● PROMPT: Report each line of the data that has "title" somewhere in it.

● Source records:

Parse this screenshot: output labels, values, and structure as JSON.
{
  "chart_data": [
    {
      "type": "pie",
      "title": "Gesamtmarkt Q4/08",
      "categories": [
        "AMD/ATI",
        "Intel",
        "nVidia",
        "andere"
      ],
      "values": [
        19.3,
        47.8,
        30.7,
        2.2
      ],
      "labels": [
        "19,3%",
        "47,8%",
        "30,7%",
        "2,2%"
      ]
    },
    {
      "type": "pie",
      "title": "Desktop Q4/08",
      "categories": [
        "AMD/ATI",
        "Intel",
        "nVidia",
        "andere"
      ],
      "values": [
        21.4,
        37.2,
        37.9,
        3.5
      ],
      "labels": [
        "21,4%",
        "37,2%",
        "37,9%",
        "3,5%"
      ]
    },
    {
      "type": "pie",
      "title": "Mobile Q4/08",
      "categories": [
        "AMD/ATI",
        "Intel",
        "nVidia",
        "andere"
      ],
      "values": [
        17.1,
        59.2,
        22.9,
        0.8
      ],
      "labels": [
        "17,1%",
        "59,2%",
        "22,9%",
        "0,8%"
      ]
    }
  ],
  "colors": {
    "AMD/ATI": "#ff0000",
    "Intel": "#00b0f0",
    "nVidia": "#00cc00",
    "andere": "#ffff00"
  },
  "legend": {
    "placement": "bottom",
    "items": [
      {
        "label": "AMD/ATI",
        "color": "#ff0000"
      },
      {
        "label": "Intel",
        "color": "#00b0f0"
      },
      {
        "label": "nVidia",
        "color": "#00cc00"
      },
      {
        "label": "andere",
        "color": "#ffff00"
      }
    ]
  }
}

● EXERCISE SOLUTION:
      "title": "Gesamtmarkt Q4/08",
      "title": "Desktop Q4/08",
      "title": "Mobile Q4/08",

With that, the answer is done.